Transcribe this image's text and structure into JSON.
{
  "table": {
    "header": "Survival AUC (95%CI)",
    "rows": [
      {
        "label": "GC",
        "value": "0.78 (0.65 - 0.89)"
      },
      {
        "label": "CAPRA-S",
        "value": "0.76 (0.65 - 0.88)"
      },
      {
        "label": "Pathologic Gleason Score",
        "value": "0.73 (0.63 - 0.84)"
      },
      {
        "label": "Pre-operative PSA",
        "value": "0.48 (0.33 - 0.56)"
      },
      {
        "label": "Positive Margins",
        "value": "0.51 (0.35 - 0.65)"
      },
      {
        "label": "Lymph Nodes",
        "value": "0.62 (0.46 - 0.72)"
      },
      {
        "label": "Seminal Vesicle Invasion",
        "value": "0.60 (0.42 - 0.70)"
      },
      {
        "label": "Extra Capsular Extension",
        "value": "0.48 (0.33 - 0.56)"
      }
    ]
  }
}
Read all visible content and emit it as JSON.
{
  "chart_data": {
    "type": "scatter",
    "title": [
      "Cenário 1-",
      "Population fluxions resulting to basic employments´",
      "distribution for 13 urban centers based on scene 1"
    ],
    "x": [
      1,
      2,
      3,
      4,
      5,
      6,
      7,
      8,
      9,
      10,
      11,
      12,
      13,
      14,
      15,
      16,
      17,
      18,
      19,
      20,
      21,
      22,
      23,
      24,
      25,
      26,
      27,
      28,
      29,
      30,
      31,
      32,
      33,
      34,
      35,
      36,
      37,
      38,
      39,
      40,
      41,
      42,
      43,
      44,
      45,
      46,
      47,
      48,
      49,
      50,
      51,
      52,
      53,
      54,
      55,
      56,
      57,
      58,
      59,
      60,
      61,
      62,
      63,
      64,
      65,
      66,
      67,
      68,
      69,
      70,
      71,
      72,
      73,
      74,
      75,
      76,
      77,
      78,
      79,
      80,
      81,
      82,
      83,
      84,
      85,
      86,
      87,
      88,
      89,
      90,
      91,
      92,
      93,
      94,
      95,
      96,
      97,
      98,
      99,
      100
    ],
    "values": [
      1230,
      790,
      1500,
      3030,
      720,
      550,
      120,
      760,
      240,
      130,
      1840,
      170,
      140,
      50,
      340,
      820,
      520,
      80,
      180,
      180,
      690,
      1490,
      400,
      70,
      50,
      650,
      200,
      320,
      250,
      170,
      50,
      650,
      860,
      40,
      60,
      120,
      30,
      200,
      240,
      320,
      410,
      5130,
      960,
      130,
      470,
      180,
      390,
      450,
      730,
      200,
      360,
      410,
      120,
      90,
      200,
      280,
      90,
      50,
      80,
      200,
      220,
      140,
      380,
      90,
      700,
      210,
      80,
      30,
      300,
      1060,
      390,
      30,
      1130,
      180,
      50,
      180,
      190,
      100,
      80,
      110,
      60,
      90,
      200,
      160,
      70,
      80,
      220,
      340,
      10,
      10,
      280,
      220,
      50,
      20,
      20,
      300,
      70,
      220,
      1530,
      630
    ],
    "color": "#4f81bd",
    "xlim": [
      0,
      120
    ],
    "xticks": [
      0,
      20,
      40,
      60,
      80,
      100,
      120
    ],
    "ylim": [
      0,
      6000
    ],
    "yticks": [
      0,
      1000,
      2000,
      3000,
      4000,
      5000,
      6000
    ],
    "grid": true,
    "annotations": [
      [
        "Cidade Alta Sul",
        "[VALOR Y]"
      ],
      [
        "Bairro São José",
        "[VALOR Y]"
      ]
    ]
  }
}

[Problem requirements]:
Quote all the records exactly, please, leaving none out.

[Task output]:
Transcribe this image's text and structure into JSON.
{
  "table": {
    "header": "Survival AUC (95%CI)",
    "rows": [
      {
        "label": "GC",
        "value": "0.78 (0.65 - 0.89)"
      },
      {
        "label": "CAPRA-S",
        "value": "0.76 (0.65 - 0.88)"
      },
      {
        "label": "Pathologic Gleason Score",
        "value": "0.73 (0.63 - 0.84)"
      },
      {
        "label": "Pre-operative PSA",
        "value": "0.48 (0.33 - 0.56)"
      },
      {
        "label": "Positive Margins",
        "value": "0.51 (0.35 - 0.65)"
      },
      {
        "label": "Lymph Nodes",
        "value": "0.62 (0.46 - 0.72)"
      },
      {
        "label": "Seminal Vesicle Invasion",
        "value": "0.60 (0.42 - 0.70)"
      },
      {
        "label": "Extra Capsular Extension",
        "value": "0.48 (0.33 - 0.56)"
      }
    ]
  }
}
Read all visible content and emit it as JSON.
{
  "chart_data": {
    "type": "scatter",
    "title": [
      "Cenário 1-",
      "Population fluxions resulting to basic employments´",
      "distribution for 13 urban centers based on scene 1"
    ],
    "x": [
      1,
      2,
      3,
      4,
      5,
      6,
      7,
      8,
      9,
      10,
      11,
      12,
      13,
      14,
      15,
      16,
      17,
      18,
      19,
      20,
      21,
      22,
      23,
      24,
      25,
      26,
      27,
      28,
      29,
      30,
      31,
      32,
      33,
      34,
      35,
      36,
      37,
      38,
      39,
      40,
      41,
      42,
      43,
      44,
      45,
      46,
      47,
      48,
      49,
      50,
      51,
      52,
      53,
      54,
      55,
      56,
      57,
      58,
      59,
      60,
      61,
      62,
      63,
      64,
      65,
      66,
      67,
      68,
      69,
      70,
      71,
      72,
      73,
      74,
      75,
      76,
      77,
      78,
      79,
      80,
      81,
      82,
      83,
      84,
      85,
      86,
      87,
      88,
      89,
      90,
      91,
      92,
      93,
      94,
      95,
      96,
      97,
      98,
      99,
      100
    ],
    "values": [
      1230,
      790,
      1500,
      3030,
      720,
      550,
      120,
      760,
      240,
      130,
      1840,
      170,
      140,
      50,
      340,
      820,
      520,
      80,
      180,
      180,
      690,
      1490,
      400,
      70,
      50,
      650,
      200,
      320,
      250,
      170,
      50,
      650,
      860,
      40,
      60,
      120,
      30,
      200,
      240,
      320,
      410,
      5130,
      960,
      130,
      470,
      180,
      390,
      450,
      730,
      200,
      360,
      410,
      120,
      90,
      200,
      280,
      90,
      50,
      80,
      200,
      220,
      140,
      380,
      90,
      700,
      210,
      80,
      30,
      300,
      1060,
      390,
      30,
      1130,
      180,
      50,
      180,
      190,
      100,
      80,
      110,
      60,
      90,
      200,
      160,
      70,
      80,
      220,
      340,
      10,
      10,
      280,
      220,
      50,
      20,
      20,
      300,
      70,
      220,
      1530,
      630
    ],
    "color": "#4f81bd",
    "xlim": [
      0,
      120
    ],
    "xticks": [
      0,
      20,
      40,
      60,
      80,
      100,
      120
    ],
    "ylim": [
      0,
      6000
    ],
    "yticks": [
      0,
      1000,
      2000,
      3000,
      4000,
      5000,
      6000
    ],
    "grid": true,
    "annotations": [
      [
        "Cidade Alta Sul",
        "[VALOR Y]"
      ],
      [
        "Bairro São José",
        "[VALOR Y]"
      ]
    ]
  }
}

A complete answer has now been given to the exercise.